What is asked:
Work out how many lines of the listing hold the string "累计面积不超过", then answer with that number and nothing else.

Dataset records:
-*-

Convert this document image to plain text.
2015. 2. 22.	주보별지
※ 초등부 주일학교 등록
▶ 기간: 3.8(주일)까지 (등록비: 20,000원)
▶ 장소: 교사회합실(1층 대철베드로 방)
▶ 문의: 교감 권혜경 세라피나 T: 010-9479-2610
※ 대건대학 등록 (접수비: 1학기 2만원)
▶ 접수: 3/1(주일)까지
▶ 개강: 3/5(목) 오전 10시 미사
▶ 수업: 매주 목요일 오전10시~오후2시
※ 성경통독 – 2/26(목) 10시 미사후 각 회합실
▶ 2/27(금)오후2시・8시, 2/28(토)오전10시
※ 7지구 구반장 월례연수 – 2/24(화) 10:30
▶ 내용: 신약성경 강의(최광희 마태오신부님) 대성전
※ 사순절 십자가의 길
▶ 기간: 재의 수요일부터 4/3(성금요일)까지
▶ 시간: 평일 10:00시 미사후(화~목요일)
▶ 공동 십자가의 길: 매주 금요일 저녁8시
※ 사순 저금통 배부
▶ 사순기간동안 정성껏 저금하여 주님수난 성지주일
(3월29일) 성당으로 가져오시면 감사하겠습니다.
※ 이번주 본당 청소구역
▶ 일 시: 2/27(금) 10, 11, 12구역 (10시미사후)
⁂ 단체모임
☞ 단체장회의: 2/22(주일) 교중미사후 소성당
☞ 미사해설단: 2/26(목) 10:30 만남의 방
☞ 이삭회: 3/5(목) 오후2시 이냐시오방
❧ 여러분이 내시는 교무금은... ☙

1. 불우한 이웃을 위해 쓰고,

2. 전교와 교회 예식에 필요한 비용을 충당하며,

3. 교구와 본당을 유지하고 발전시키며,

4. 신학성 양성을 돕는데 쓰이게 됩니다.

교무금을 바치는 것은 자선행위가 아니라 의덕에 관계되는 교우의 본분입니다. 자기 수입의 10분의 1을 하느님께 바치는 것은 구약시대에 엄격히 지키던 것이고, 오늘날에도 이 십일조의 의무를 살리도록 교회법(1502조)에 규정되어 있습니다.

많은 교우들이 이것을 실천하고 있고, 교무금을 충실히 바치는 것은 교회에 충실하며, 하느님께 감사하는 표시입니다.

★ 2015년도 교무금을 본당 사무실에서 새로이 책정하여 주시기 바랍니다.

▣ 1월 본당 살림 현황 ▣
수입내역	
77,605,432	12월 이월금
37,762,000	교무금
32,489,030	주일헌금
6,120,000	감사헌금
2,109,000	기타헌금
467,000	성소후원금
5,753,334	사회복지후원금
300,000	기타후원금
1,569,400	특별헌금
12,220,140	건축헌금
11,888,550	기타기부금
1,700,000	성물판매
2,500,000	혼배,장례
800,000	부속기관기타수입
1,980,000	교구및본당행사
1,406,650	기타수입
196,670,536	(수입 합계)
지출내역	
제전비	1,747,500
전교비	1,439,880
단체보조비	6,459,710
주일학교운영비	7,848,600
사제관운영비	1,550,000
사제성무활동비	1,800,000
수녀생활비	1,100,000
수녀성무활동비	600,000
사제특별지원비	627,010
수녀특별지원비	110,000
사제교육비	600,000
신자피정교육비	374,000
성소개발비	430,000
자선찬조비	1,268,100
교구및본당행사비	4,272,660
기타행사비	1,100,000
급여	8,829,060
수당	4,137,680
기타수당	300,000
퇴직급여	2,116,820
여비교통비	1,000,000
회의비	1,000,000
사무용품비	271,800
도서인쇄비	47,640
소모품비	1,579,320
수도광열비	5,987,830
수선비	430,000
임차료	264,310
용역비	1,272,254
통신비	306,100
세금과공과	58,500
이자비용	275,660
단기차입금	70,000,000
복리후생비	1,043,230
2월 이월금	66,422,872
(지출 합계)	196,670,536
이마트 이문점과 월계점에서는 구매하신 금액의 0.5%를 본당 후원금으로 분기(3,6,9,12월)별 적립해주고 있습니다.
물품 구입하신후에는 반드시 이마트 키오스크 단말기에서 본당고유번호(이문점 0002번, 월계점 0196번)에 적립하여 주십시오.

-*-

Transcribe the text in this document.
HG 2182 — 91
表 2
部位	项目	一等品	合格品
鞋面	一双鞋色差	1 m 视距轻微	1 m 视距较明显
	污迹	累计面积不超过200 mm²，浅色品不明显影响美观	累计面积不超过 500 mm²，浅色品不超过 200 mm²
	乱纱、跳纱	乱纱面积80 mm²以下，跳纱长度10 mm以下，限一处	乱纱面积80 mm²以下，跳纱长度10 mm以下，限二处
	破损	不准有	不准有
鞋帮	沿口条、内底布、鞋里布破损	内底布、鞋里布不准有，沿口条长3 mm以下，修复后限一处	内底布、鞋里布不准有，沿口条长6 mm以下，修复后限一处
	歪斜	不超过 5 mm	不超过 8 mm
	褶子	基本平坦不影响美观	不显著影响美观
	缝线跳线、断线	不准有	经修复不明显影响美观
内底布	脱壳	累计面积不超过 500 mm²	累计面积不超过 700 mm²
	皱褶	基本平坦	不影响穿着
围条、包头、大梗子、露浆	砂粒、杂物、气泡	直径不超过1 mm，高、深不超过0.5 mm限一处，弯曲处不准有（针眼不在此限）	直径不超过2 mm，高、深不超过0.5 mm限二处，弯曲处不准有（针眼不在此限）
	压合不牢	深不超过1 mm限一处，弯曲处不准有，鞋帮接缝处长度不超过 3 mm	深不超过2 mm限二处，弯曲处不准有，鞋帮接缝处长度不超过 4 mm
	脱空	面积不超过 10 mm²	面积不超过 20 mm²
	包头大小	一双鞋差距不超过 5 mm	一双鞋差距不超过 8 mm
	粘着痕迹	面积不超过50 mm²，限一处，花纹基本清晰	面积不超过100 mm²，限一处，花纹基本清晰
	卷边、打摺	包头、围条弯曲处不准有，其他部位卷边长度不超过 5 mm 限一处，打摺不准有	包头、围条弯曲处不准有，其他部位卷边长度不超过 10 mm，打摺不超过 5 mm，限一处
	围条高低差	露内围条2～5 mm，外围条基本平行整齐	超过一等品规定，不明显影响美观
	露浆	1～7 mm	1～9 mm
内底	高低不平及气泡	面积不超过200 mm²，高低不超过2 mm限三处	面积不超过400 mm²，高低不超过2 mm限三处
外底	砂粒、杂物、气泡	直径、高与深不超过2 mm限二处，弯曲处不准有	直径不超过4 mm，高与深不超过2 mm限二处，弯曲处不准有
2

-*-

Full output:
2